**Records shown:**
┄┄┄┄┄┄┄┄┄┄
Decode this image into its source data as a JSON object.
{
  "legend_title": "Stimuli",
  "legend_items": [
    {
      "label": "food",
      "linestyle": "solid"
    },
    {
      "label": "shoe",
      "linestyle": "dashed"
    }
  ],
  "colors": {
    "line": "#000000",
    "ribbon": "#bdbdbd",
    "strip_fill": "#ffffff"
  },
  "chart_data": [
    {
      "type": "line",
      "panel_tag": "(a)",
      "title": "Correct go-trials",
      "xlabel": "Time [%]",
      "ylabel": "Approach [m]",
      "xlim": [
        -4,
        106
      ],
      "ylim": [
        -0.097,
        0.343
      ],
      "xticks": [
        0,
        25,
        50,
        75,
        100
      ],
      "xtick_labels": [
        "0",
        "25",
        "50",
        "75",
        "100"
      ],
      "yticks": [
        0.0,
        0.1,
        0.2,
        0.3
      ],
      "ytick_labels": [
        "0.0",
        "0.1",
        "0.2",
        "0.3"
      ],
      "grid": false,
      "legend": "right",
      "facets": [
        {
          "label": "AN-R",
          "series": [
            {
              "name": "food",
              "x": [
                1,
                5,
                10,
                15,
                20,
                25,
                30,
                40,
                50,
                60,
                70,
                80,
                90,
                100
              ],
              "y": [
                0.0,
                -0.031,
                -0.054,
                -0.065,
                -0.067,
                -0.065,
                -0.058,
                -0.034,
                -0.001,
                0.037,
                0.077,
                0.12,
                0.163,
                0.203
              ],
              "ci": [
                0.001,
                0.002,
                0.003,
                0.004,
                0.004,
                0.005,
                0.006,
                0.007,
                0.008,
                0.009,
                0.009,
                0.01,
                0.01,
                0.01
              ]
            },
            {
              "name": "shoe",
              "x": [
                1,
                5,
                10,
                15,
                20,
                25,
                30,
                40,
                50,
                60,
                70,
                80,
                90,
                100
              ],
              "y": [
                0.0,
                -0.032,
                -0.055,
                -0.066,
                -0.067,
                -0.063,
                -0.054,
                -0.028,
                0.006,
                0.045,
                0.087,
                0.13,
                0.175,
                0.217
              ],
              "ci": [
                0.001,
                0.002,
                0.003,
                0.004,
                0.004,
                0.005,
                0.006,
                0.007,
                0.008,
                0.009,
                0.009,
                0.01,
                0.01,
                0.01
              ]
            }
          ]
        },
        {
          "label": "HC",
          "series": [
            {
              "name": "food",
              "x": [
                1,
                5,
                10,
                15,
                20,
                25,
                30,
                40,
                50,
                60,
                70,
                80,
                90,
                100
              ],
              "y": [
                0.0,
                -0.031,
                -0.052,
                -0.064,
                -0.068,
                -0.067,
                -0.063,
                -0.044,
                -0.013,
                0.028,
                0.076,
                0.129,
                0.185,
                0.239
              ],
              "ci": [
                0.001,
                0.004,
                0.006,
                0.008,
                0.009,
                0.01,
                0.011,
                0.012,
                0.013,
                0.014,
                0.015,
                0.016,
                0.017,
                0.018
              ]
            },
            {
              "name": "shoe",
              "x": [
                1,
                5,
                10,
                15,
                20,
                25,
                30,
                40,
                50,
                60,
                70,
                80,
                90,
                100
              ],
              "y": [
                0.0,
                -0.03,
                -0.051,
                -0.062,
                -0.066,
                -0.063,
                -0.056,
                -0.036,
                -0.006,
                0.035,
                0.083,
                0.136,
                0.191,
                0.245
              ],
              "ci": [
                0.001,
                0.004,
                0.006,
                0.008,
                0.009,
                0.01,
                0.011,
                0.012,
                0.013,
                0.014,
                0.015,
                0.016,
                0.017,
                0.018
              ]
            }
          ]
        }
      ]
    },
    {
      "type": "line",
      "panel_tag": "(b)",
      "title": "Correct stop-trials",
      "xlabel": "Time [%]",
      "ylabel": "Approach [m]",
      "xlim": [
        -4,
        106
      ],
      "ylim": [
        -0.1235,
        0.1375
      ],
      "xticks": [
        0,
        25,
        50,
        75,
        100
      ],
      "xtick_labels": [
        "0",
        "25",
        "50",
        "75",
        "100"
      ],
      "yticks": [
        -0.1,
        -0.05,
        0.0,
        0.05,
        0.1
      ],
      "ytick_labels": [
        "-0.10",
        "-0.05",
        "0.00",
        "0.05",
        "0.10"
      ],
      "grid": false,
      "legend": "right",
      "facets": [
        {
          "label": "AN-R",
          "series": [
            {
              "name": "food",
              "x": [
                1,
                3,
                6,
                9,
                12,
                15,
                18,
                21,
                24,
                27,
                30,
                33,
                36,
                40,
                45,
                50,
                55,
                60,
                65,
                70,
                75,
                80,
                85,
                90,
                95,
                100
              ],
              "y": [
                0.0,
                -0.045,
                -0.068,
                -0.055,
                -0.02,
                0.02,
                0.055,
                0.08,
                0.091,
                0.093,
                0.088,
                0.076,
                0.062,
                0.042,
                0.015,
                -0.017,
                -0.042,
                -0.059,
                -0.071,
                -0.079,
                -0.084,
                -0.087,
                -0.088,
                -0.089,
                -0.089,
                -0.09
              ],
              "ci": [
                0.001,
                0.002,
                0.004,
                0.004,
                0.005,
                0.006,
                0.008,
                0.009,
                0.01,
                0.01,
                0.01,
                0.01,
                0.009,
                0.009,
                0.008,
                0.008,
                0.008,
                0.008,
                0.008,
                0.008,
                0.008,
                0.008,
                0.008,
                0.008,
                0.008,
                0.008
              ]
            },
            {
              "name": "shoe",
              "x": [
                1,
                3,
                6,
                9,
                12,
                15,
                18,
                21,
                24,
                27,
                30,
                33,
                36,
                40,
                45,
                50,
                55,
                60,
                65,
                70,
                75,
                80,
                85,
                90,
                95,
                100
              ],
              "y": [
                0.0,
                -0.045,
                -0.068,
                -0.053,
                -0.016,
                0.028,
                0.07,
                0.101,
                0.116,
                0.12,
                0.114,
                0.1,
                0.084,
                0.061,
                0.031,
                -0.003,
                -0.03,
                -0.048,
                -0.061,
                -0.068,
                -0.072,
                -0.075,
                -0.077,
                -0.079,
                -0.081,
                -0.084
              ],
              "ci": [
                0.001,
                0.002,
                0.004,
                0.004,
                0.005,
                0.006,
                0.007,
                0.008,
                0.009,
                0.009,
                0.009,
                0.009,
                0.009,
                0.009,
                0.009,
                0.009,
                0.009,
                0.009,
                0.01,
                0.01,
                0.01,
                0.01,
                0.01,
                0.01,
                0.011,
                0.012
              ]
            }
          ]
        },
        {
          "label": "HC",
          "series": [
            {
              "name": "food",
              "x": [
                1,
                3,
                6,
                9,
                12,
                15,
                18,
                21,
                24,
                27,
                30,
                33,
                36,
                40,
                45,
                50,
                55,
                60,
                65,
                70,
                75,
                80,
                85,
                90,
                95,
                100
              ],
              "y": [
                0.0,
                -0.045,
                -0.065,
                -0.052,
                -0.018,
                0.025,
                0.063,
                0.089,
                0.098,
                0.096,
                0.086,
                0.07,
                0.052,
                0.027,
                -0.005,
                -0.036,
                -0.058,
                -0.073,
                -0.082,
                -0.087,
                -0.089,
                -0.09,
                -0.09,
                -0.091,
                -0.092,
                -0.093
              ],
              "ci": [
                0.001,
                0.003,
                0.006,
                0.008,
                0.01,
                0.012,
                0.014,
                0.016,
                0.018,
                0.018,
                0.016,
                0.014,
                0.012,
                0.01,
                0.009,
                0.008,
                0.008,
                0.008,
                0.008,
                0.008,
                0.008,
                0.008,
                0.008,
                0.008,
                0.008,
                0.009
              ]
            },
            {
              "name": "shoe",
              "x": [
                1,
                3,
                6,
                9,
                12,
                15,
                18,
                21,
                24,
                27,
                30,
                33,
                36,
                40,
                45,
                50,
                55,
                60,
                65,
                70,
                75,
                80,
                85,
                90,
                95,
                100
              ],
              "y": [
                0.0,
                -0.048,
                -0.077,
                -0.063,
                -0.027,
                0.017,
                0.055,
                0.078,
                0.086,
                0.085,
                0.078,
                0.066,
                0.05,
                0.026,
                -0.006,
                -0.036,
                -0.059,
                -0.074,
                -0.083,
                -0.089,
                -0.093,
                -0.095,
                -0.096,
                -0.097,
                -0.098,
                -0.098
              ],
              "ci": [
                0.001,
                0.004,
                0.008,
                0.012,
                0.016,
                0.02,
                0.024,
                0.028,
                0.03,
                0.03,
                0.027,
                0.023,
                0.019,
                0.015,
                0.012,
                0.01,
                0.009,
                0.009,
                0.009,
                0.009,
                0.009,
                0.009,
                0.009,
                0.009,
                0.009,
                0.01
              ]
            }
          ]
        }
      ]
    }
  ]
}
┄┄┄┄┄┄┄┄┄┄
**What is needed:** All lines in the data that contain the word "trials" should be copied.

**Answer to this task:**
      "title": "Correct go-trials",
      "title": "Correct stop-trials",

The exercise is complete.